- [What the exercise asks]: Lift out each line of the data that holds "only".

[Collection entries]
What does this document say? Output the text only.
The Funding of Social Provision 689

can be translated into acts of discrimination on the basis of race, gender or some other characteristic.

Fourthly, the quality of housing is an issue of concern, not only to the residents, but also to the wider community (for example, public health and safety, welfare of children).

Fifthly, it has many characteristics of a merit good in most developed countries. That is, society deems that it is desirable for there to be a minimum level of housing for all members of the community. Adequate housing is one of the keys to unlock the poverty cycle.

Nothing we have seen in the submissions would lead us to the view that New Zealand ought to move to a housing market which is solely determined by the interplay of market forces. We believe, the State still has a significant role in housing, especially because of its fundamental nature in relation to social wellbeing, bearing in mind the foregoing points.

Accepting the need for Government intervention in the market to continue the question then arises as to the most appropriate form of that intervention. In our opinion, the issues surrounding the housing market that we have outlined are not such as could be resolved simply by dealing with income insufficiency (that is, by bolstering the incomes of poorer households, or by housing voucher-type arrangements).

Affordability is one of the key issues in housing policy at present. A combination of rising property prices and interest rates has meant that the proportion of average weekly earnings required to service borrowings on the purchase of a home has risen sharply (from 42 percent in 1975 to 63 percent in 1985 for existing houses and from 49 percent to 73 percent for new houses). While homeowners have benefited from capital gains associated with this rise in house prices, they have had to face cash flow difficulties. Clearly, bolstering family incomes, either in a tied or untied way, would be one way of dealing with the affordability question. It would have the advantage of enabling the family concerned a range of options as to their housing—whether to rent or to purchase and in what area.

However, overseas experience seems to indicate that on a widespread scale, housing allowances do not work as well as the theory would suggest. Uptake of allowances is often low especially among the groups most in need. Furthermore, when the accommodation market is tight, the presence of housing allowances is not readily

- [Response below]:
What does this document say? Output the text only.
Fourthly, the quality of housing is an issue of concern, not only to the residents, but also to the wider community (for example, public health and safety, welfare of children).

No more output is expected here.